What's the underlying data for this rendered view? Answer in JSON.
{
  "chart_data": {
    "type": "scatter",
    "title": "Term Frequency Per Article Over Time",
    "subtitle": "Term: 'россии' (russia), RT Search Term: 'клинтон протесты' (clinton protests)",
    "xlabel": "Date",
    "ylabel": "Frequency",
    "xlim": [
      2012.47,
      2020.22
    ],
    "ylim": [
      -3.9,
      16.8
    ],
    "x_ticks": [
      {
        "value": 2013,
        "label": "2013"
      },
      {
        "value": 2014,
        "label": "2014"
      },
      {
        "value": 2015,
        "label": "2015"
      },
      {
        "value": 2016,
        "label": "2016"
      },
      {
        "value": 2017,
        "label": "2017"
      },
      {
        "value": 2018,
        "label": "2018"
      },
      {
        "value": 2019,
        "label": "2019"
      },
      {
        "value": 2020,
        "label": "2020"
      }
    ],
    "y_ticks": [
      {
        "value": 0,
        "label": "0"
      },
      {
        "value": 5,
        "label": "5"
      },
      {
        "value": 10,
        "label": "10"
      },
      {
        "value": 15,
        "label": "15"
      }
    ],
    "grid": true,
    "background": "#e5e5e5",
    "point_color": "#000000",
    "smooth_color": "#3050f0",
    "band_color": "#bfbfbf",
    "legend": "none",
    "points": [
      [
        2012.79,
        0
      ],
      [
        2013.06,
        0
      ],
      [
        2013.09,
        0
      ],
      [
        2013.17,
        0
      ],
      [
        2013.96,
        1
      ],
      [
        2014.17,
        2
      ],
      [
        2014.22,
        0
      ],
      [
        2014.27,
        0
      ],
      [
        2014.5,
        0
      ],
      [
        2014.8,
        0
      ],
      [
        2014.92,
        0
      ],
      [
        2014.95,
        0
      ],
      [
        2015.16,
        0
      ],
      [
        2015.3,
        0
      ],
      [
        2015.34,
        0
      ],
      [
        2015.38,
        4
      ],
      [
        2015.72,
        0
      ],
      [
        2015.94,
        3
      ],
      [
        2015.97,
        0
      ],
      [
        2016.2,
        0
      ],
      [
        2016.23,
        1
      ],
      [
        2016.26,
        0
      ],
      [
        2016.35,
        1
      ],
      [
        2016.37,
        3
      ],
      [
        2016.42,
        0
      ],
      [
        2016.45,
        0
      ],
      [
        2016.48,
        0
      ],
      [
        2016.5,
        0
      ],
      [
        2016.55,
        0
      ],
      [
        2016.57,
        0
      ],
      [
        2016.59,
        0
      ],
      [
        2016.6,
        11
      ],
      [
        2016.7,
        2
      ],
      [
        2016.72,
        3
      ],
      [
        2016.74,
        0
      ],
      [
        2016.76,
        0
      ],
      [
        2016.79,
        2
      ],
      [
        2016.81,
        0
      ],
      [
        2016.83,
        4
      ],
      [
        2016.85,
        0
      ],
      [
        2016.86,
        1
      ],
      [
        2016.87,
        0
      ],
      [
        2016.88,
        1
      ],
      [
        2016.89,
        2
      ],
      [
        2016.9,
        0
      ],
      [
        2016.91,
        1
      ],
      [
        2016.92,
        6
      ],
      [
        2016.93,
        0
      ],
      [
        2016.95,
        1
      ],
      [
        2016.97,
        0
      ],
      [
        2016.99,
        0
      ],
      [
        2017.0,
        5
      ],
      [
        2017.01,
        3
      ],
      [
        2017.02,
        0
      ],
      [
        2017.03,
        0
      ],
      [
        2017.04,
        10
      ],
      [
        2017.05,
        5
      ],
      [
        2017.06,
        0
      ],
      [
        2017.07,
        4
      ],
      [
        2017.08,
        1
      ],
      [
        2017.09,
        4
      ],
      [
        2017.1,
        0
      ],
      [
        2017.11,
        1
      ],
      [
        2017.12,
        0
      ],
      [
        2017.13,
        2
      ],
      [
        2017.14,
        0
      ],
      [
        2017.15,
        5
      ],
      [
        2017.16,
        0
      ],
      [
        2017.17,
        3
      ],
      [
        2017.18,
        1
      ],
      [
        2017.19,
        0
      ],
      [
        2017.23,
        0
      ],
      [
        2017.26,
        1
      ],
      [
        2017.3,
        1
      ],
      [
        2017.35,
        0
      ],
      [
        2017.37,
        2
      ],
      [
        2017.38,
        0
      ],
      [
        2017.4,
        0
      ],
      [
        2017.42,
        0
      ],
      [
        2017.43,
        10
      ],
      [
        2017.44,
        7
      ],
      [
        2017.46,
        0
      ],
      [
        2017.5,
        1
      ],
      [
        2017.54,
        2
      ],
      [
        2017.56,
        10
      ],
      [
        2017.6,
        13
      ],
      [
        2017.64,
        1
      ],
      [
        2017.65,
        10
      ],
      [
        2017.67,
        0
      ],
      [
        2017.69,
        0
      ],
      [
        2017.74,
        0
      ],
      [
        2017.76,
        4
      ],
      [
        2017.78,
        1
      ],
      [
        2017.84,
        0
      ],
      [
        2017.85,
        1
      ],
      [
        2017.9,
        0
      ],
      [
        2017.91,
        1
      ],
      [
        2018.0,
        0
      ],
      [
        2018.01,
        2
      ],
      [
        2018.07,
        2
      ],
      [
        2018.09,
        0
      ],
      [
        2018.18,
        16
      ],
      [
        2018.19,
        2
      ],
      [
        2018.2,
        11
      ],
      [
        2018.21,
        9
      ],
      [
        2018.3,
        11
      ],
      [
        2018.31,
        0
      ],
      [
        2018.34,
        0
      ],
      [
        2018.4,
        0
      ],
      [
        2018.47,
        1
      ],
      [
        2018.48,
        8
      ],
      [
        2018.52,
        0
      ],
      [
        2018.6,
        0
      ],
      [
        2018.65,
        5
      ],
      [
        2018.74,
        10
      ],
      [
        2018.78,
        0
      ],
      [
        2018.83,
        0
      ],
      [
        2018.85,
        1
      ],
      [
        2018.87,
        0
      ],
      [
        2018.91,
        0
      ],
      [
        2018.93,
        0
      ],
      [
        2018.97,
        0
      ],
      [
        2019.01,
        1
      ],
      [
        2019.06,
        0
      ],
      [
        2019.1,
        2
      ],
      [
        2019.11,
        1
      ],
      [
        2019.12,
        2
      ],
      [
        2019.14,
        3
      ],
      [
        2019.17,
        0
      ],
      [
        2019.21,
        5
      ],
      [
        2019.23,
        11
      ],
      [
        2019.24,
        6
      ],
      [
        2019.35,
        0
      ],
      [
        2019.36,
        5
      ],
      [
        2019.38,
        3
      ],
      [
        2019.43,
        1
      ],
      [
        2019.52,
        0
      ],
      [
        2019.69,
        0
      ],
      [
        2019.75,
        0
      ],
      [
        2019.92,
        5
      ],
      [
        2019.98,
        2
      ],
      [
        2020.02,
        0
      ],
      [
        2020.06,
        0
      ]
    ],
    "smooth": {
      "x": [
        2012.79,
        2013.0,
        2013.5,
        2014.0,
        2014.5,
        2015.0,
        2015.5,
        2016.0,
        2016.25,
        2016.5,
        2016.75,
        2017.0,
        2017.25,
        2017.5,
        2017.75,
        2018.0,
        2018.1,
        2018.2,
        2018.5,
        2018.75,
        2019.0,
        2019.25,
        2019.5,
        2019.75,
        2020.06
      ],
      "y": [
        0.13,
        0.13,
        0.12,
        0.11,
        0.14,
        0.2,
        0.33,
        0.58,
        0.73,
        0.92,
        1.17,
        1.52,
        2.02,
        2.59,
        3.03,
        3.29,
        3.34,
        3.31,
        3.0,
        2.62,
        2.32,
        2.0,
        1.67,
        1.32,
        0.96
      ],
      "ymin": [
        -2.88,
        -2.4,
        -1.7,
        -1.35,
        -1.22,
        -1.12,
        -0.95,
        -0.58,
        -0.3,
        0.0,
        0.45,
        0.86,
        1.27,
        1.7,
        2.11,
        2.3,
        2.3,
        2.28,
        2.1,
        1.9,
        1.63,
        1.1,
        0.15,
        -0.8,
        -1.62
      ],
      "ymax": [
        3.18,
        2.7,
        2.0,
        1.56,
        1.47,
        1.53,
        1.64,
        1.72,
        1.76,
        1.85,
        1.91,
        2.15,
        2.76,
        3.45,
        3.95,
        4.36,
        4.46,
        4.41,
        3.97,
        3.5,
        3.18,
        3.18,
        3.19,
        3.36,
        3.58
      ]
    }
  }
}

##############################

### EXERCISE OBJECTIVE
Above are the records. Identify each line that contains the word "Frequency".

### TASK SOLUTION
    "title": "Term Frequency Per Article Over Time",
    "ylabel": "Frequency",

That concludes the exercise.